- **Records to use**:
============

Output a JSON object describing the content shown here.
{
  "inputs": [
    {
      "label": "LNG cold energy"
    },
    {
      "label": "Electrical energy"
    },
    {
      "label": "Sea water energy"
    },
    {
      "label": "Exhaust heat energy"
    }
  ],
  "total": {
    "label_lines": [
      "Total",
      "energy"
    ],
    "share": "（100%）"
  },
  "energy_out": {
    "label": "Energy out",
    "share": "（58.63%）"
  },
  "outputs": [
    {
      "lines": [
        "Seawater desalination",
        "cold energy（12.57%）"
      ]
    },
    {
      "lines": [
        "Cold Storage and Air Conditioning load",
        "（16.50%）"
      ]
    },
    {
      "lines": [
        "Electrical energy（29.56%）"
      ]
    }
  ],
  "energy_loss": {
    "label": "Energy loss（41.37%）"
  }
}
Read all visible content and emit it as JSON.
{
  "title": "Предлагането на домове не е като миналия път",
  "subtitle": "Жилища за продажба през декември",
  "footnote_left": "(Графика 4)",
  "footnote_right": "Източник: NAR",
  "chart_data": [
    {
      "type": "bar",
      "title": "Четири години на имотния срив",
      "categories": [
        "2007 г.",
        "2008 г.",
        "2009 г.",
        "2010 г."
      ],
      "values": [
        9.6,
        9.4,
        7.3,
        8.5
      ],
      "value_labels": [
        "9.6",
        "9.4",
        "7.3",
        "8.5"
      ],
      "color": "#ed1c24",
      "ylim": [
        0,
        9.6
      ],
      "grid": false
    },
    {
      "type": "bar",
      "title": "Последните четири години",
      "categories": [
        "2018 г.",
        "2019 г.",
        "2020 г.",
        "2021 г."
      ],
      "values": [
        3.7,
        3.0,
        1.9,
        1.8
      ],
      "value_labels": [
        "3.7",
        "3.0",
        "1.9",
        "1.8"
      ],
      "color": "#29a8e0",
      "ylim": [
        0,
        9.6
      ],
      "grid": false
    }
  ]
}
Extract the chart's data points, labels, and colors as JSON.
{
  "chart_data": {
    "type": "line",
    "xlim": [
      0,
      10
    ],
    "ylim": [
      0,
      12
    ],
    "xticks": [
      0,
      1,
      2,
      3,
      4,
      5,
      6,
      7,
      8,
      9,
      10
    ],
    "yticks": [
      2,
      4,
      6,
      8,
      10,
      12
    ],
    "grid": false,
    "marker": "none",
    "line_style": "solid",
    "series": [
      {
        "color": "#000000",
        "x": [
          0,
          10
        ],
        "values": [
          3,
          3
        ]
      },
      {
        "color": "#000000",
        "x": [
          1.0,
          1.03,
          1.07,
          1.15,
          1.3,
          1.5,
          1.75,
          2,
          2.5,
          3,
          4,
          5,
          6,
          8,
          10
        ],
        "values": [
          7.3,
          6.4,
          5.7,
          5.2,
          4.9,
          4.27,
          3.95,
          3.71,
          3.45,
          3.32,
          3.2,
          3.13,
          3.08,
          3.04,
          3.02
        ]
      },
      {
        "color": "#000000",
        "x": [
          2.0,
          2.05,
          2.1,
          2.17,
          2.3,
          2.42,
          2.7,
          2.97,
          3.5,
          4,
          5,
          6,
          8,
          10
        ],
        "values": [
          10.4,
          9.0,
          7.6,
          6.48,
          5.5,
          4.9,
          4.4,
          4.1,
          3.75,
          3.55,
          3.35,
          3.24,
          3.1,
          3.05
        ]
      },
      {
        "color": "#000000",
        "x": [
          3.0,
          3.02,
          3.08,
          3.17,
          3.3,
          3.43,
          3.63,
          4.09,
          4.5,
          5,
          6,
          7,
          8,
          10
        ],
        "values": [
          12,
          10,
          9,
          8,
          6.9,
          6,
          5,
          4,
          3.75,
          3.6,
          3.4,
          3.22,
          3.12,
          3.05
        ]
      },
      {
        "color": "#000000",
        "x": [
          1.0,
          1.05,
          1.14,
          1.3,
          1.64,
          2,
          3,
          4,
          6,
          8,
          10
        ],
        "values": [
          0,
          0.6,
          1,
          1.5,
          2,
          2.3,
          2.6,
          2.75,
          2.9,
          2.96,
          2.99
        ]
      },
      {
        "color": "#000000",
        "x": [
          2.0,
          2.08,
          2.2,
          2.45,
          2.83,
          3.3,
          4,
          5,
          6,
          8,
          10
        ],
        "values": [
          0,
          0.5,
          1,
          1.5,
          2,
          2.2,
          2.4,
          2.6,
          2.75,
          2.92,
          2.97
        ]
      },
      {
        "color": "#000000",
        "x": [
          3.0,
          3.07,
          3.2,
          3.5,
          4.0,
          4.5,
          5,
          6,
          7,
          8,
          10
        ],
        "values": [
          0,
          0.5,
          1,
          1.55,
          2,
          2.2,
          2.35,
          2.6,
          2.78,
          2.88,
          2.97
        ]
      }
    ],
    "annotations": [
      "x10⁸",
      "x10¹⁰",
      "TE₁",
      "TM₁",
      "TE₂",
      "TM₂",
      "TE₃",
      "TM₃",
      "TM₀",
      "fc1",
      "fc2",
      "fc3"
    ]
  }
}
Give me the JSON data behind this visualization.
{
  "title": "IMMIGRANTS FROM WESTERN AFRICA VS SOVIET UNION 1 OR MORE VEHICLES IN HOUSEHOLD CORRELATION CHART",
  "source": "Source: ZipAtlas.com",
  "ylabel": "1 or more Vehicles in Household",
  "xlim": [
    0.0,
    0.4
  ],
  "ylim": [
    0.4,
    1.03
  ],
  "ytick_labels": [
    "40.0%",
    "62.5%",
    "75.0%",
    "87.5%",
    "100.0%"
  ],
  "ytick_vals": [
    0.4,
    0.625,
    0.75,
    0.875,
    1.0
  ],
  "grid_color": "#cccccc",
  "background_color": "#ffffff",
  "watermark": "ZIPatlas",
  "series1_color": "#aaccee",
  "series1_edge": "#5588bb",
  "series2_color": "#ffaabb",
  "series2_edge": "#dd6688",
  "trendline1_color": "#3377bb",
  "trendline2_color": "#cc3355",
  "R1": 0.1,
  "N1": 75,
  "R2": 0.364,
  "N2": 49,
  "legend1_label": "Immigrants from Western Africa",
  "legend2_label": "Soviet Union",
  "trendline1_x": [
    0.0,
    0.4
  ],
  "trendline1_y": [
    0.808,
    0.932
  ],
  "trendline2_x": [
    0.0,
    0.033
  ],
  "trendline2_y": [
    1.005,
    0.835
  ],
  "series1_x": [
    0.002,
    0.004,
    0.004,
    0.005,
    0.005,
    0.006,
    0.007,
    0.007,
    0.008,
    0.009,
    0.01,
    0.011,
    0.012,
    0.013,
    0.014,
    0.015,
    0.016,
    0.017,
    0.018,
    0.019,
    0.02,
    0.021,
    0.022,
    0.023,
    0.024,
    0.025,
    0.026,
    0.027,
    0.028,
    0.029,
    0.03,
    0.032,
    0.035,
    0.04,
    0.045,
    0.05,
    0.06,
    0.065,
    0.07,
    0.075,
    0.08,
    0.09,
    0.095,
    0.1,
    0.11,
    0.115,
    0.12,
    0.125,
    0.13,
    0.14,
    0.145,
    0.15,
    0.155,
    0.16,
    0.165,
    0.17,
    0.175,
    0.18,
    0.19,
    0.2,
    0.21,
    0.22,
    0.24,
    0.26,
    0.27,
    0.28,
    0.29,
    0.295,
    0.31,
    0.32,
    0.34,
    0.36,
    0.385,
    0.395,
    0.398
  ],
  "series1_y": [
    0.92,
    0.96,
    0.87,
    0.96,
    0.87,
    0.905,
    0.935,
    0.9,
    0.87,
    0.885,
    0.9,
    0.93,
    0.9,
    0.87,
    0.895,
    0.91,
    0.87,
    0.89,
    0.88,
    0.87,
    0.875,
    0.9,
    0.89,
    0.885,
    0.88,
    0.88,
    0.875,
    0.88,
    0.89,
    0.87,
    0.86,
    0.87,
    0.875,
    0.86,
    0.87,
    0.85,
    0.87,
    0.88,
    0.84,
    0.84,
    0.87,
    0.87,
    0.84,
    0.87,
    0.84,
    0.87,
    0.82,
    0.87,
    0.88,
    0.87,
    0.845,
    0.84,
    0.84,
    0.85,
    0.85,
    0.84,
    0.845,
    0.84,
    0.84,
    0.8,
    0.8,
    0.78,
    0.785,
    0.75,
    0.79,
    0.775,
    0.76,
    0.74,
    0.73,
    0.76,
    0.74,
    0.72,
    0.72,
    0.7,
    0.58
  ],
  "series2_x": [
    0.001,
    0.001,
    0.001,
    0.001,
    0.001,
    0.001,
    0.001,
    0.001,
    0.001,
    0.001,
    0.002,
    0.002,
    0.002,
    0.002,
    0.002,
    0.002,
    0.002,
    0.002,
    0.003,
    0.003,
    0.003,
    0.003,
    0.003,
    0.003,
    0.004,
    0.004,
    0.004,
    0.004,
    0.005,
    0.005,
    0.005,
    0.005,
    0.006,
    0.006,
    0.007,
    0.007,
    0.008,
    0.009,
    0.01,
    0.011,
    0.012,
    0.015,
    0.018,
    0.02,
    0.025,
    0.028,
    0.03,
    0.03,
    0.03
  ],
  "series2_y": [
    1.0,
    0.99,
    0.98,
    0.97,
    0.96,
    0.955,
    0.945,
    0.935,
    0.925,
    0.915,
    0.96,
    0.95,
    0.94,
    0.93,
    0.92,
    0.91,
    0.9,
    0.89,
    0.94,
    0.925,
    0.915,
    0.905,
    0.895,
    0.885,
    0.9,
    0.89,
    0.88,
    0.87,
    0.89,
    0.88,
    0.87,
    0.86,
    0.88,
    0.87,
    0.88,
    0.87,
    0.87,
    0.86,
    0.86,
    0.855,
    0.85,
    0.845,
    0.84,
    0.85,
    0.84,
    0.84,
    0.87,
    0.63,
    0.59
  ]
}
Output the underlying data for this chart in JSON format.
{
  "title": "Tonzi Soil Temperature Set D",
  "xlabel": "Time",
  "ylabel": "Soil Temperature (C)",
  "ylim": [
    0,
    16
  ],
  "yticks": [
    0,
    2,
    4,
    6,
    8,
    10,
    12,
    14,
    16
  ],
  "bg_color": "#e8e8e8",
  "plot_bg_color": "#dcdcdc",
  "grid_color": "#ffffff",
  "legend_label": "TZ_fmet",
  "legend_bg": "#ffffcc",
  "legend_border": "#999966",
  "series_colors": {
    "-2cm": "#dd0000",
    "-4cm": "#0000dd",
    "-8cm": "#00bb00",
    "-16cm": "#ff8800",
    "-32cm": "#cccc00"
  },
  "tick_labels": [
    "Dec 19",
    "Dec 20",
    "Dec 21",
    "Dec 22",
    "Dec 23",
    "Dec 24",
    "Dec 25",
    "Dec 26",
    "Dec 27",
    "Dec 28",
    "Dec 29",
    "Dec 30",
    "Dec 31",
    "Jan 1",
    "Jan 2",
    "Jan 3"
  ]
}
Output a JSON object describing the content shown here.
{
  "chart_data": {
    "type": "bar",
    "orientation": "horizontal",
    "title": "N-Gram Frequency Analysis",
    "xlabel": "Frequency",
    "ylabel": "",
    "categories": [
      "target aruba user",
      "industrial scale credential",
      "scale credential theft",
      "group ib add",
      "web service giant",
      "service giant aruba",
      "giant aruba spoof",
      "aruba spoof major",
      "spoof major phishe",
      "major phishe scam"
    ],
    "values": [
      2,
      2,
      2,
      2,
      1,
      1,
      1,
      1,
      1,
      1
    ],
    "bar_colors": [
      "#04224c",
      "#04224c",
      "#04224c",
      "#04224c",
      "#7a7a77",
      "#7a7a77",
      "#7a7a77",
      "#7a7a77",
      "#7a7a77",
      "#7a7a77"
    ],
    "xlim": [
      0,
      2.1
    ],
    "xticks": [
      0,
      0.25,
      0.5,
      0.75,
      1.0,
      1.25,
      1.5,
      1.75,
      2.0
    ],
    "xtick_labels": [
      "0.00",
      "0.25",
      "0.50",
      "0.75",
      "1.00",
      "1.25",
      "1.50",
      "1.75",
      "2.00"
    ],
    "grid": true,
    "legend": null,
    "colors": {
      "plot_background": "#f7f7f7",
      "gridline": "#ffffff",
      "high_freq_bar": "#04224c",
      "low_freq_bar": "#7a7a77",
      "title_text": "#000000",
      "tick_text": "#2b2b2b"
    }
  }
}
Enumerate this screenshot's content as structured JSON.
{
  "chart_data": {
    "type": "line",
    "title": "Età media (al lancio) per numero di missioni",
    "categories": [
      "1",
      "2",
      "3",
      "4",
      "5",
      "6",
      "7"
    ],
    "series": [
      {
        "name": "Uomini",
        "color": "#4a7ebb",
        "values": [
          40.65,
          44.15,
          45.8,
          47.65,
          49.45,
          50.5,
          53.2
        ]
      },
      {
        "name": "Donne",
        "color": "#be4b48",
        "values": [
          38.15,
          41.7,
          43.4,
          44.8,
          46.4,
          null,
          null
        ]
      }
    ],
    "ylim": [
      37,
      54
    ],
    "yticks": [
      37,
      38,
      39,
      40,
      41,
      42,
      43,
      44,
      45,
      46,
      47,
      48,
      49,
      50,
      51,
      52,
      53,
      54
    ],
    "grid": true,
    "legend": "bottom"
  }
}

============

- **Task to carry out**:
How many lines of these entries hold the string "aruba"? Answer with the number alone.

- **Response to the exercise**:
4